Your task is to repeat the entries underneath exactly, minus the pictures.

** begin Stored records **

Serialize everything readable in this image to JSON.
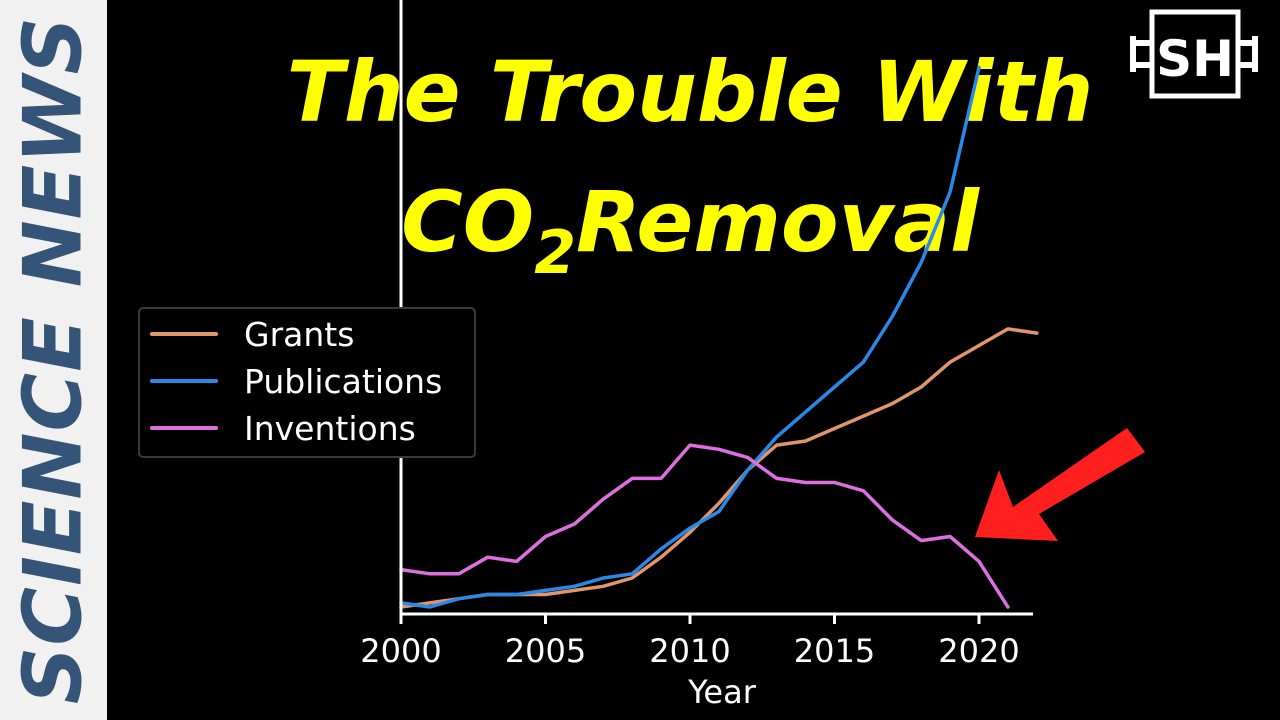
{
  "sidebar": {
    "label": "SCIENCE NEWS",
    "color": "#355578"
  },
  "title": {
    "line1": "The Trouble With",
    "line2_prefix": "CO",
    "line2_sub": "2",
    "line2_suffix": "Removal",
    "color": "#ffff00"
  },
  "logo": {
    "text": "SH"
  },
  "annotation": {
    "icon": "red-arrow-icon",
    "color": "#ff1f1f"
  },
  "chart_data": {
    "type": "line",
    "xlabel": "Year",
    "ylabel": "",
    "xlim": [
      2000,
      2022
    ],
    "ylim": [
      0,
      100
    ],
    "x_ticks": [
      2000,
      2005,
      2010,
      2015,
      2020
    ],
    "x_tick_labels": [
      "2000",
      "2005",
      "2010",
      "2015",
      "2020"
    ],
    "legend_position": "upper-left",
    "grid": false,
    "x": [
      2000,
      2001,
      2002,
      2003,
      2004,
      2005,
      2006,
      2007,
      2008,
      2009,
      2010,
      2011,
      2012,
      2013,
      2014,
      2015,
      2016,
      2017,
      2018,
      2019,
      2020,
      2021,
      2022
    ],
    "series": [
      {
        "name": "Grants",
        "color": "#e0956a",
        "values": [
          0,
          1,
          2,
          3,
          3,
          3,
          4,
          5,
          7,
          12,
          18,
          25,
          33,
          39,
          40,
          43,
          46,
          49,
          53,
          59,
          63,
          67,
          66
        ]
      },
      {
        "name": "Publications",
        "color": "#2a88e8",
        "values": [
          1,
          0,
          2,
          3,
          3,
          4,
          5,
          7,
          8,
          14,
          19,
          23,
          33,
          41,
          47,
          53,
          59,
          70,
          83,
          100,
          130,
          null,
          null
        ]
      },
      {
        "name": "Inventions",
        "color": "#dd6fe0",
        "values": [
          9,
          8,
          8,
          12,
          11,
          17,
          20,
          26,
          31,
          31,
          39,
          38,
          36,
          31,
          30,
          30,
          28,
          21,
          16,
          17,
          11,
          0,
          null
        ]
      }
    ]
  }
}
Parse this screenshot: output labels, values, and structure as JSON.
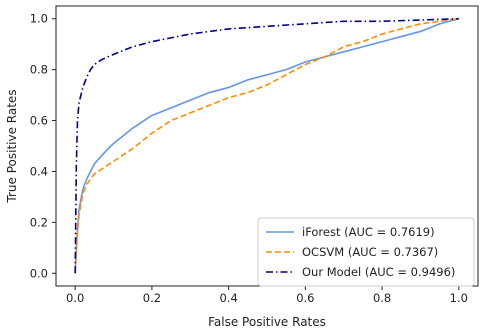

** end Stored records **

Answer for this exercise -
Serialize everything readable in this image to JSON.
{
  "sidebar": {
    "label": "SCIENCE NEWS",
    "color": "#355578"
  },
  "title": {
    "line1": "The Trouble With",
    "line2_prefix": "CO",
    "line2_sub": "2",
    "line2_suffix": "Removal",
    "color": "#ffff00"
  },
  "logo": {
    "text": "SH"
  },
  "annotation": {
    "icon": "red-arrow-icon",
    "color": "#ff1f1f"
  },
  "chart_data": {
    "type": "line",
    "xlabel": "Year",
    "ylabel": "",
    "xlim": [
      2000,
      2022
    ],
    "ylim": [
      0,
      100
    ],
    "x_ticks": [
      2000,
      2005,
      2010,
      2015,
      2020
    ],
    "x_tick_labels": [
      "2000",
      "2005",
      "2010",
      "2015",
      "2020"
    ],
    "legend_position": "upper-left",
    "grid": false,
    "x": [
      2000,
      2001,
      2002,
      2003,
      2004,
      2005,
      2006,
      2007,
      2008,
      2009,
      2010,
      2011,
      2012,
      2013,
      2014,
      2015,
      2016,
      2017,
      2018,
      2019,
      2020,
      2021,
      2022
    ],
    "series": [
      {
        "name": "Grants",
        "color": "#e0956a",
        "values": [
          0,
          1,
          2,
          3,
          3,
          3,
          4,
          5,
          7,
          12,
          18,
          25,
          33,
          39,
          40,
          43,
          46,
          49,
          53,
          59,
          63,
          67,
          66
        ]
      },
      {
        "name": "Publications",
        "color": "#2a88e8",
        "values": [
          1,
          0,
          2,
          3,
          3,
          4,
          5,
          7,
          8,
          14,
          19,
          23,
          33,
          41,
          47,
          53,
          59,
          70,
          83,
          100,
          130,
          null,
          null
        ]
      },
      {
        "name": "Inventions",
        "color": "#dd6fe0",
        "values": [
          9,
          8,
          8,
          12,
          11,
          17,
          20,
          26,
          31,
          31,
          39,
          38,
          36,
          31,
          30,
          30,
          28,
          21,
          16,
          17,
          11,
          0,
          null
        ]
      }
    ]
  }
}
Parse this screenshot: output labels, values, and structure as JSON.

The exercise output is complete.